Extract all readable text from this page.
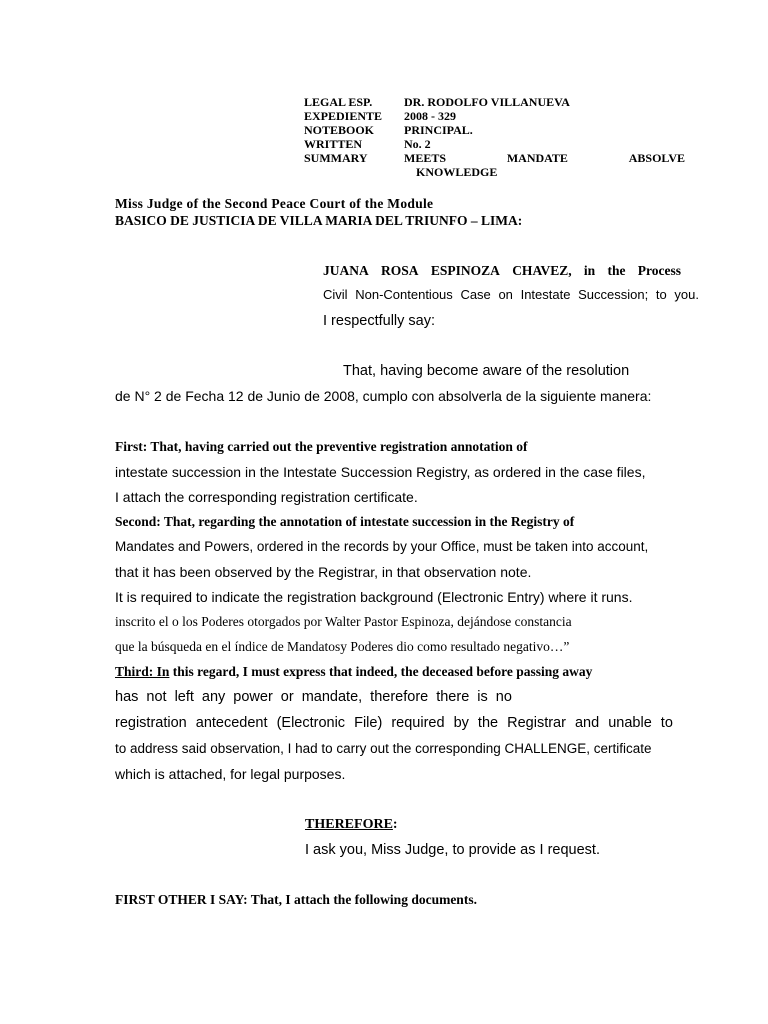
LEGAL ESP.	DR. RODOLFO VILLANUEVA
EXPEDIENTE 2008 - 329
NOTEBOOK PRINCIPAL.
WRITTEN	No. 2
SUMMARY	MEETS	MANDATE	ABSOLVE
KNOWLEDGE
Miss Judge of the Second Peace Court of the Module
BASICO DE JUSTICIA DE VILLA MARIA DEL TRIUNFO – LIMA:
JUANA ROSA ESPINOZA CHAVEZ, in the Process
Civil Non-Contentious Case on Intestate Succession; to you.
I respectfully say:
That, having become aware of the resolution
de N° 2 de Fecha 12 de Junio de 2008, cumplo con absolverla de la siguiente manera:
First: That, having carried out the preventive registration annotation of
intestate succession in the Intestate Succession Registry, as ordered in the case files,
I attach the corresponding registration certificate.
Second: That, regarding the annotation of intestate succession in the Registry of
Mandates and Powers, ordered in the records by your Office, must be taken into account,
that it has been observed by the Registrar, in that observation note.
It is required to indicate the registration background (Electronic Entry) where it runs.
inscrito el o los Poderes otorgados por Walter Pastor Espinoza, dejándose constancia
que la búsqueda en el índice de Mandatosy Poderes dio como resultado negativo…”
Third: In this regard, I must express that indeed, the deceased before passing away
has not left any power or mandate, therefore there is no
registration antecedent (Electronic File) required by the Registrar and unable to
to address said observation, I had to carry out the corresponding CHALLENGE, certificate
which is attached, for legal purposes.
THEREFORE:
I ask you, Miss Judge, to provide as I request.
FIRST OTHER I SAY: That, I attach the following documents.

▶ **Task goal**: The records above must be printed exactly; the pictures stay out.

▶ **Answer in full**:
Extract all readable text from this page.
LEGAL ESP.	DR. RODOLFO VILLANUEVA
EXPEDIENTE 2008 - 329
NOTEBOOK PRINCIPAL.
WRITTEN	No. 2
SUMMARY	MEETS	MANDATE	ABSOLVE
KNOWLEDGE
Miss Judge of the Second Peace Court of the Module
BASICO DE JUSTICIA DE VILLA MARIA DEL TRIUNFO – LIMA:
JUANA ROSA ESPINOZA CHAVEZ, in the Process
Civil Non-Contentious Case on Intestate Succession; to you.
I respectfully say:
That, having become aware of the resolution
de N° 2 de Fecha 12 de Junio de 2008, cumplo con absolverla de la siguiente manera:
First: That, having carried out the preventive registration annotation of
intestate succession in the Intestate Succession Registry, as ordered in the case files,
I attach the corresponding registration certificate.
Second: That, regarding the annotation of intestate succession in the Registry of
Mandates and Powers, ordered in the records by your Office, must be taken into account,
that it has been observed by the Registrar, in that observation note.
It is required to indicate the registration background (Electronic Entry) where it runs.
inscrito el o los Poderes otorgados por Walter Pastor Espinoza, dejándose constancia
que la búsqueda en el índice de Mandatosy Poderes dio como resultado negativo…”
Third: In this regard, I must express that indeed, the deceased before passing away
has not left any power or mandate, therefore there is no
registration antecedent (Electronic File) required by the Registrar and unable to
to address said observation, I had to carry out the corresponding CHALLENGE, certificate
which is attached, for legal purposes.
THEREFORE:
I ask you, Miss Judge, to provide as I request.
FIRST OTHER I SAY: That, I attach the following documents.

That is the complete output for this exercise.